Task description: Copy each line below in which the word "监事及高级管理人员" occurs.

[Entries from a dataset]
————————

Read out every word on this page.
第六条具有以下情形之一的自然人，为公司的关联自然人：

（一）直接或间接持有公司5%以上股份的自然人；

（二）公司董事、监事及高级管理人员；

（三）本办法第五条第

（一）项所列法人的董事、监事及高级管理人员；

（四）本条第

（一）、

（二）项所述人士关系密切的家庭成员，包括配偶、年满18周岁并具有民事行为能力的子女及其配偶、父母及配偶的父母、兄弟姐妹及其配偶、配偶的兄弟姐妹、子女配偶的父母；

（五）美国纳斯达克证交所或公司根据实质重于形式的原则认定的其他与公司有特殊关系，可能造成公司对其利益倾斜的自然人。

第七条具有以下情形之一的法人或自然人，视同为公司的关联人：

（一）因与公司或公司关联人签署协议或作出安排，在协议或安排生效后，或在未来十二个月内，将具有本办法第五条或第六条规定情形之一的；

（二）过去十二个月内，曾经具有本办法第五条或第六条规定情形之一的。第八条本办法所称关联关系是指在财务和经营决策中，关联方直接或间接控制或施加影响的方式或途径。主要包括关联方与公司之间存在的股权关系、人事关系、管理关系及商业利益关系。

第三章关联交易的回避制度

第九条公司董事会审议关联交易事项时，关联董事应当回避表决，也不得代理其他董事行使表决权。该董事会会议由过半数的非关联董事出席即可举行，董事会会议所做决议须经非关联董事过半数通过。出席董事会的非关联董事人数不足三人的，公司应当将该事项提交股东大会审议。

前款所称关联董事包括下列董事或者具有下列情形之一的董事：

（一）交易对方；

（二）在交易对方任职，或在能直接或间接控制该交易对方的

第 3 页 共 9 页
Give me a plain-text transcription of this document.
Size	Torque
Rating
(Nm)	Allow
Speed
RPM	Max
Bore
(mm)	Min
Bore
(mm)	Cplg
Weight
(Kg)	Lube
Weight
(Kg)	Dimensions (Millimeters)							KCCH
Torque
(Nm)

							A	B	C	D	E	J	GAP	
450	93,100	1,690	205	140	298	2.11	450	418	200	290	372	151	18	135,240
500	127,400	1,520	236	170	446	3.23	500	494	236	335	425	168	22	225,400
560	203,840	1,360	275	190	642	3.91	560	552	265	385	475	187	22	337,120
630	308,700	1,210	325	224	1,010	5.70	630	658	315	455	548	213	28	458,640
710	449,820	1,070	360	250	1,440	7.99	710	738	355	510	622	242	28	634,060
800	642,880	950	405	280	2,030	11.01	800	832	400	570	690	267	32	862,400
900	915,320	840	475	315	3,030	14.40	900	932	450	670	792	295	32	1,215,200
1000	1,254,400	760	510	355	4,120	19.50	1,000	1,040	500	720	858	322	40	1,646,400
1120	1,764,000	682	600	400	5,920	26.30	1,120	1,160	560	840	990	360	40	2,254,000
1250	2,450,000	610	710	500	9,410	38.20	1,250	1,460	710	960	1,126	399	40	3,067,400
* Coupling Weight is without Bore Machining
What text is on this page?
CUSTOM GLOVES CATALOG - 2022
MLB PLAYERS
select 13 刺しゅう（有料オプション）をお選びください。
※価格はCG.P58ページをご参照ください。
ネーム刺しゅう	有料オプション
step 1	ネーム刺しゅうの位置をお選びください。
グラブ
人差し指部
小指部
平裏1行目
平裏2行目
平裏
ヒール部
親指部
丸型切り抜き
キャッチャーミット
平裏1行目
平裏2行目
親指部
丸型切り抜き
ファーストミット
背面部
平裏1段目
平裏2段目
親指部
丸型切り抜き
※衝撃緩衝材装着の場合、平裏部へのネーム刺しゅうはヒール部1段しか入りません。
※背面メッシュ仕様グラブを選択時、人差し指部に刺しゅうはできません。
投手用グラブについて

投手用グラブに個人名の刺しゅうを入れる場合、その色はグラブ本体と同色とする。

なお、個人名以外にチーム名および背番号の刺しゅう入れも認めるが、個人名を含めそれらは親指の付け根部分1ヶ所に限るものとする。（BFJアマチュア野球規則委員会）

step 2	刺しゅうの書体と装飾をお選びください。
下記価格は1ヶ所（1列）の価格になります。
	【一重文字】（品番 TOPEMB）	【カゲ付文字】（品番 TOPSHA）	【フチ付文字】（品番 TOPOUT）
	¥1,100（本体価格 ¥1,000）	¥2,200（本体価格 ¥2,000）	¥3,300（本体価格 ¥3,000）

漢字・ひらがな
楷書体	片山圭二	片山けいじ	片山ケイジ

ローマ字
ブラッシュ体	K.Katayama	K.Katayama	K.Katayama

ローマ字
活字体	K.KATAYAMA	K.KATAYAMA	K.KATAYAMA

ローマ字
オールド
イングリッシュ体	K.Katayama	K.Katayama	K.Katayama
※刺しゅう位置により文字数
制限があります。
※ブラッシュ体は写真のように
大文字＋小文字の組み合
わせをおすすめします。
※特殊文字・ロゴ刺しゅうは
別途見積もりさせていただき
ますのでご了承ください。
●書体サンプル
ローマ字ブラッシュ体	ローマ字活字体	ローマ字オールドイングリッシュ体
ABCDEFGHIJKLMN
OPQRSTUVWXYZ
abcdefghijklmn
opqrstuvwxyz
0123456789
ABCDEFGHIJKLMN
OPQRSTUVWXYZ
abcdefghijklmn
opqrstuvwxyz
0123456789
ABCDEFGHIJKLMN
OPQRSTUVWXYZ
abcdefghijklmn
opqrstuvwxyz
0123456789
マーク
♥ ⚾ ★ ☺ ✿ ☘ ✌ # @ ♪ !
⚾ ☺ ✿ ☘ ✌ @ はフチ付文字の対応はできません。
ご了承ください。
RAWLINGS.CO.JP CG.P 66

————————

Solved exercise:
（二）公司董事、监事及高级管理人员；
（一）项所列法人的董事、监事及高级管理人员；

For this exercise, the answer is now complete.